— START Records —

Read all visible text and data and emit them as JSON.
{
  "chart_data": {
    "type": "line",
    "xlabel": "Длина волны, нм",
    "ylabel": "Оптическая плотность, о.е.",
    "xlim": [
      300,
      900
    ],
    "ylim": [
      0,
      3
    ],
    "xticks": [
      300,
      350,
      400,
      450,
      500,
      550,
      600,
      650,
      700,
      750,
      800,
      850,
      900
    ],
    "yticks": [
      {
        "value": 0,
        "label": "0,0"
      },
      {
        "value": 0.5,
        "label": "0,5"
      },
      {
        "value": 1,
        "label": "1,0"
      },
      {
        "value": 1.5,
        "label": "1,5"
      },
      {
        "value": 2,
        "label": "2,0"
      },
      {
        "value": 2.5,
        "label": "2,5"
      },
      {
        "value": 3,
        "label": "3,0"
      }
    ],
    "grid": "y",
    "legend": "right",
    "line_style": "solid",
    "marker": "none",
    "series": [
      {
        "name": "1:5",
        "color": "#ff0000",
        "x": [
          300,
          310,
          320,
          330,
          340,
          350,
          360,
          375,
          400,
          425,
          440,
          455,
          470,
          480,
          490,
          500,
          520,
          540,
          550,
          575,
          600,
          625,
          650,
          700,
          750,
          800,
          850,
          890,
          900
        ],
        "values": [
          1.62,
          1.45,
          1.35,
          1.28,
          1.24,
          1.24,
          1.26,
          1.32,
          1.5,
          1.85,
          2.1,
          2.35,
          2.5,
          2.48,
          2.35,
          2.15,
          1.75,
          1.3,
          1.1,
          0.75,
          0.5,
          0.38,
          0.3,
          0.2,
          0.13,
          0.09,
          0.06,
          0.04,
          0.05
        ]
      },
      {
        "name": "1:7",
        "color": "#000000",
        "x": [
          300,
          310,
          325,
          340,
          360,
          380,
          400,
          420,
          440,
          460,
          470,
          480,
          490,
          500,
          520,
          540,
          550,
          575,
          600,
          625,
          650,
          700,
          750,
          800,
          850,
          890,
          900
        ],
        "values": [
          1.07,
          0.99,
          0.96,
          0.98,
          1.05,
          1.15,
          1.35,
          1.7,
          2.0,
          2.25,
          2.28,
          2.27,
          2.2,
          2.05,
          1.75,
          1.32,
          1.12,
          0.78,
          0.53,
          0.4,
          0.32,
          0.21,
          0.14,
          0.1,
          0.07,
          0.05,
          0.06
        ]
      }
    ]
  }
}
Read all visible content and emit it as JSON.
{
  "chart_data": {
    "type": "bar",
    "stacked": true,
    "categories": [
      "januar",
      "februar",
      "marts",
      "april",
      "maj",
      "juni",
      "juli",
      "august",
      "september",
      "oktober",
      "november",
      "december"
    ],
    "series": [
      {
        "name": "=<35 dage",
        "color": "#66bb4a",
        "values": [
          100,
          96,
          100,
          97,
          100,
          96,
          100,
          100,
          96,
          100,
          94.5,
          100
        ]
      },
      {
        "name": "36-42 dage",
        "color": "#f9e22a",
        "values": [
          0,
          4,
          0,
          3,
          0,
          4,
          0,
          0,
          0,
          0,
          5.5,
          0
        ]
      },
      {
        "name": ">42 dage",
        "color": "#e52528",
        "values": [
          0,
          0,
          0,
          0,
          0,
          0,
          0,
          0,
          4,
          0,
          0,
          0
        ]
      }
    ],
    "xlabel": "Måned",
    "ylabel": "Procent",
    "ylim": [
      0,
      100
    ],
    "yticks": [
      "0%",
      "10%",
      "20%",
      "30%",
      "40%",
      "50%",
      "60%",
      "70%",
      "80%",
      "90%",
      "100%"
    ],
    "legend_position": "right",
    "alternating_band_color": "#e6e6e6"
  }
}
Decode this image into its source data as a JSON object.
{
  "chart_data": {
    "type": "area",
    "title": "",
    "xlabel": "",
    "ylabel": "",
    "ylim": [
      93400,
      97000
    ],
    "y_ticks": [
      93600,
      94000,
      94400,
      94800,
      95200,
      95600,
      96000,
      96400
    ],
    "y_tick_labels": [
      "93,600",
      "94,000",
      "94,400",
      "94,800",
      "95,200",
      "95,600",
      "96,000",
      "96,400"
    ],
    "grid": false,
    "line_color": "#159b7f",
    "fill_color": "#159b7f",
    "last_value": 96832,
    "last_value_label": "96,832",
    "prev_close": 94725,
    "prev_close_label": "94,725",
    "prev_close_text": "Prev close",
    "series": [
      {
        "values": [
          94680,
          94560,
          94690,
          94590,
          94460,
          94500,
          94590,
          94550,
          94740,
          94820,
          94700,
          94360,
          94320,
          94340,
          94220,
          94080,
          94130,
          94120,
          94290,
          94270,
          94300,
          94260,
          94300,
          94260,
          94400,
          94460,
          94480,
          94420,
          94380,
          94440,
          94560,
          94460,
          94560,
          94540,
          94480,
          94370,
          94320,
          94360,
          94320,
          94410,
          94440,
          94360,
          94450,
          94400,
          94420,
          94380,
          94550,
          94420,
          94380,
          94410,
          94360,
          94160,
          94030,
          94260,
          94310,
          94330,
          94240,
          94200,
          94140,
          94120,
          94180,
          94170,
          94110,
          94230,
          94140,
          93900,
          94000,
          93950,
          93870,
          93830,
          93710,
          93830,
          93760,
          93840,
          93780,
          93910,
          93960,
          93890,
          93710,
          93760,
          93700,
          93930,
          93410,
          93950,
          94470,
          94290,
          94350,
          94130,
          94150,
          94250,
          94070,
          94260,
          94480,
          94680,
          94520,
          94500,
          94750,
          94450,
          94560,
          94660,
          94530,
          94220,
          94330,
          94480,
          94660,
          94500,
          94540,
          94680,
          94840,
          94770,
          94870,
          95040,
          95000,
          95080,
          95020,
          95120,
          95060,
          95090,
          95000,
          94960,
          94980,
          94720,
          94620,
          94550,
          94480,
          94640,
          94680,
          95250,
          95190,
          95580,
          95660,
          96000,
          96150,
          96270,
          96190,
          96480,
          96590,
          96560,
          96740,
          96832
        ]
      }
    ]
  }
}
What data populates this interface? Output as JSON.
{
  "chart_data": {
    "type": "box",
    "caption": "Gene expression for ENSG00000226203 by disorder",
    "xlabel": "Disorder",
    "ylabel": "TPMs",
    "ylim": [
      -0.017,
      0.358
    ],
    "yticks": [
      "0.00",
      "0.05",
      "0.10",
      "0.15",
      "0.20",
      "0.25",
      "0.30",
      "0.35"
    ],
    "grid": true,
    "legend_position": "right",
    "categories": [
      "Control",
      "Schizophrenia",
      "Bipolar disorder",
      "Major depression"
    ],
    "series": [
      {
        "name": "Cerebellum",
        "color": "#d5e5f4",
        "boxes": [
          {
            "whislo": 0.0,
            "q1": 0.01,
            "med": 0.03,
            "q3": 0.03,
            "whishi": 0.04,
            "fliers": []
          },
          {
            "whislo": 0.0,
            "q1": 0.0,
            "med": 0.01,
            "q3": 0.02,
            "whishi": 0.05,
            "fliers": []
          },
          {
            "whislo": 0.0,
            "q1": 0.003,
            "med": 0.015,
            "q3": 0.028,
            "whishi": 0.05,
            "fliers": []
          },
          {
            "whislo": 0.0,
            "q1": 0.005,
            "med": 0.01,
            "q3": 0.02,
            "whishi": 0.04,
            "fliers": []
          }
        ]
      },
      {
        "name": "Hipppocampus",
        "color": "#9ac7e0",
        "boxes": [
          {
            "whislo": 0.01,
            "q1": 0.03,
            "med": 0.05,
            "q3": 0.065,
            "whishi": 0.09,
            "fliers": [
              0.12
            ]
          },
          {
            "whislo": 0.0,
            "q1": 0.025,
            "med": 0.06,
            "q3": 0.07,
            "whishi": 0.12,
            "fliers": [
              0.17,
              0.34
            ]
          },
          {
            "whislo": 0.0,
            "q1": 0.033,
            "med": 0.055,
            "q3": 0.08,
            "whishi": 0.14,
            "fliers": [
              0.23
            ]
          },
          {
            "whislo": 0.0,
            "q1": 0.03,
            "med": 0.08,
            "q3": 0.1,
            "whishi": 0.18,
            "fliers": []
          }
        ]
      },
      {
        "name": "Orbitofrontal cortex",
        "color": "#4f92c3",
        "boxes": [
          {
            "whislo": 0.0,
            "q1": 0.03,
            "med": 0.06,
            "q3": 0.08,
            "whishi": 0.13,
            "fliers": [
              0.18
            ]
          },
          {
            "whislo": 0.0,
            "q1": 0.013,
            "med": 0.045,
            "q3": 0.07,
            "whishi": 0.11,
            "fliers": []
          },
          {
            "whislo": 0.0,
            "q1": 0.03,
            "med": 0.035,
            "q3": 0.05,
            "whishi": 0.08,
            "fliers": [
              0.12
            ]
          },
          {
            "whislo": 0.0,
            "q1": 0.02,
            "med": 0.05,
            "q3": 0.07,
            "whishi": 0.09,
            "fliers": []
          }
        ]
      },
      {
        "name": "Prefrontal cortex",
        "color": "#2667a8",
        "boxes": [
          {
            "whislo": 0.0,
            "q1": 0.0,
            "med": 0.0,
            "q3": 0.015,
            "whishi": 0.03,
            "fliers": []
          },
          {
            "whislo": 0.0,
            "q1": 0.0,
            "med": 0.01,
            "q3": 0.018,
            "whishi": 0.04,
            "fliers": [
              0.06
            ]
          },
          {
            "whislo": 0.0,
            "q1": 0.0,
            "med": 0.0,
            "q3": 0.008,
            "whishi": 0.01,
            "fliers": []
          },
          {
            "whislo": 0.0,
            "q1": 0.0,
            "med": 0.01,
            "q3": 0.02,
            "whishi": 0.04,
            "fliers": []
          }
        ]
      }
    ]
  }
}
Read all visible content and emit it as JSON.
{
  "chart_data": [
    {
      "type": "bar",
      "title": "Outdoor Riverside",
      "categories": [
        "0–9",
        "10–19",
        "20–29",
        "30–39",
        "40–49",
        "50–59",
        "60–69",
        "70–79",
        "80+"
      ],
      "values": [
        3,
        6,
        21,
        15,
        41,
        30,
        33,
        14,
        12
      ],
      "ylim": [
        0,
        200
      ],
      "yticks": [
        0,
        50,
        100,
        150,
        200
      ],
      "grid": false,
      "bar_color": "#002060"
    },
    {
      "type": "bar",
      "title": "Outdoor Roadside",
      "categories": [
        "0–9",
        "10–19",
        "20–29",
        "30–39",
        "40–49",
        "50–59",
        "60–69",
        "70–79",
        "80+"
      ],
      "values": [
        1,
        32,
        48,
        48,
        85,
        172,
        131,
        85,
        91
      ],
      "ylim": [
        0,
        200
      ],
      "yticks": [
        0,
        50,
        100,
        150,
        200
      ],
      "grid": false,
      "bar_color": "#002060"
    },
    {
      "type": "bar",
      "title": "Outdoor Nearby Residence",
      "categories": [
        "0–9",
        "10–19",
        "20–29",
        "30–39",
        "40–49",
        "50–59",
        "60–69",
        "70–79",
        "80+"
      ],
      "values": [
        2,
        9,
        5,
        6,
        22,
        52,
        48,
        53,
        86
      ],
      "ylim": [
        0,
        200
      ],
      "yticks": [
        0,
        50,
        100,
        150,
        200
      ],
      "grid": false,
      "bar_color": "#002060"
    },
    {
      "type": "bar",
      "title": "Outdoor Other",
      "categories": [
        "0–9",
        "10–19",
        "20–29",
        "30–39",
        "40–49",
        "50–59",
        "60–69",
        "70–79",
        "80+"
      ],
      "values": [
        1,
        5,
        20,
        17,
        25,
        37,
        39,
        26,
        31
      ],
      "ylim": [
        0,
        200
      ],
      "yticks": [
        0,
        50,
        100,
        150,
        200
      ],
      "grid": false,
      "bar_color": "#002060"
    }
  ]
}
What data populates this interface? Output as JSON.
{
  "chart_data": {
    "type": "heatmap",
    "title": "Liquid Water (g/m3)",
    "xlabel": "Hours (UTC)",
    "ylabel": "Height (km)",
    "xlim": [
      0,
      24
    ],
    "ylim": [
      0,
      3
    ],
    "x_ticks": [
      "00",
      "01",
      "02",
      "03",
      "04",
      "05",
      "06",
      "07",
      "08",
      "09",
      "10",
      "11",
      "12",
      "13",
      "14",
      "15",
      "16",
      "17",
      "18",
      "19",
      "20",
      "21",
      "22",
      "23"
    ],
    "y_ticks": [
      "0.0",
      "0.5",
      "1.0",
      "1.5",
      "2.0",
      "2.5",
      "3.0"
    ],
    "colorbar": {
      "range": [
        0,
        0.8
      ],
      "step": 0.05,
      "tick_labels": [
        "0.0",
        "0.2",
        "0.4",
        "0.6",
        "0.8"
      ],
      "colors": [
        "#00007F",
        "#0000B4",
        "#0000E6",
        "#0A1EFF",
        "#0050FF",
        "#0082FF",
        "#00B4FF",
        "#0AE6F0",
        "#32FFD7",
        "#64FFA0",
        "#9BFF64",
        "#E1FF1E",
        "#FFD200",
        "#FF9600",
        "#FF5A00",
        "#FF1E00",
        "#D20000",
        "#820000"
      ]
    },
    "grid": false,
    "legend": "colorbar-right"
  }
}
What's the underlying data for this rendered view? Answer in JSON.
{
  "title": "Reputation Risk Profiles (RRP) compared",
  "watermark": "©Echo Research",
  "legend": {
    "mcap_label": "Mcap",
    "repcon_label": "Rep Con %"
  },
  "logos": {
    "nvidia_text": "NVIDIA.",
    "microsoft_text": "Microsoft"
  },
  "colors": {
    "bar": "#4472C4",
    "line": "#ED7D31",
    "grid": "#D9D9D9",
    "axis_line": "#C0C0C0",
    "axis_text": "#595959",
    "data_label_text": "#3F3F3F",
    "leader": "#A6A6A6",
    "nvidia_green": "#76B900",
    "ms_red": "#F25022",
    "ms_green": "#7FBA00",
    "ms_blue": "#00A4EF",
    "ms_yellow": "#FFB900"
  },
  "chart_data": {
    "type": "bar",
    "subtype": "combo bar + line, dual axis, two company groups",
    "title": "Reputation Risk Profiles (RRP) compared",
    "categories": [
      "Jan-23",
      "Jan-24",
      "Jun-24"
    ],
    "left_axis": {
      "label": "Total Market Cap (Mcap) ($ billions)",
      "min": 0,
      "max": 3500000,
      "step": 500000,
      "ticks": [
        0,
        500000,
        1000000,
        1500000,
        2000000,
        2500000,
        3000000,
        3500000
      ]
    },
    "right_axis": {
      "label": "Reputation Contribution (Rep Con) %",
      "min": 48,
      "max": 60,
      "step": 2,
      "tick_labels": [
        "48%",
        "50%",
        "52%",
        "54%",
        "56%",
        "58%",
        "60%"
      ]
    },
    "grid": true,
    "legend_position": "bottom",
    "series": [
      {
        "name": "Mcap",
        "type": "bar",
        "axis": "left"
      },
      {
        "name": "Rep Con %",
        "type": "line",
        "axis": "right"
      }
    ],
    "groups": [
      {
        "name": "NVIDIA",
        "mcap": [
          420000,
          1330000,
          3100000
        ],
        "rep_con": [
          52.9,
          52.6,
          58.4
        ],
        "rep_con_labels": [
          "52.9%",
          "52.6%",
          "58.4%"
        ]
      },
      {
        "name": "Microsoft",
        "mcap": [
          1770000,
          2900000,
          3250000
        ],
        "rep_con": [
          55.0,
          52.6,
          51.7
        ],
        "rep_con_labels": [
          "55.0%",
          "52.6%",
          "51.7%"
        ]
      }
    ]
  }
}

— END Records —

* Directions:
Copy every line above in which the string "this" shows up.

* Task result:
Decode this image into its source data as a JSON object.
What data populates this interface? Output as JSON.
What data populates this interface? Output as JSON.
What's the underlying data for this rendered view? Answer in JSON.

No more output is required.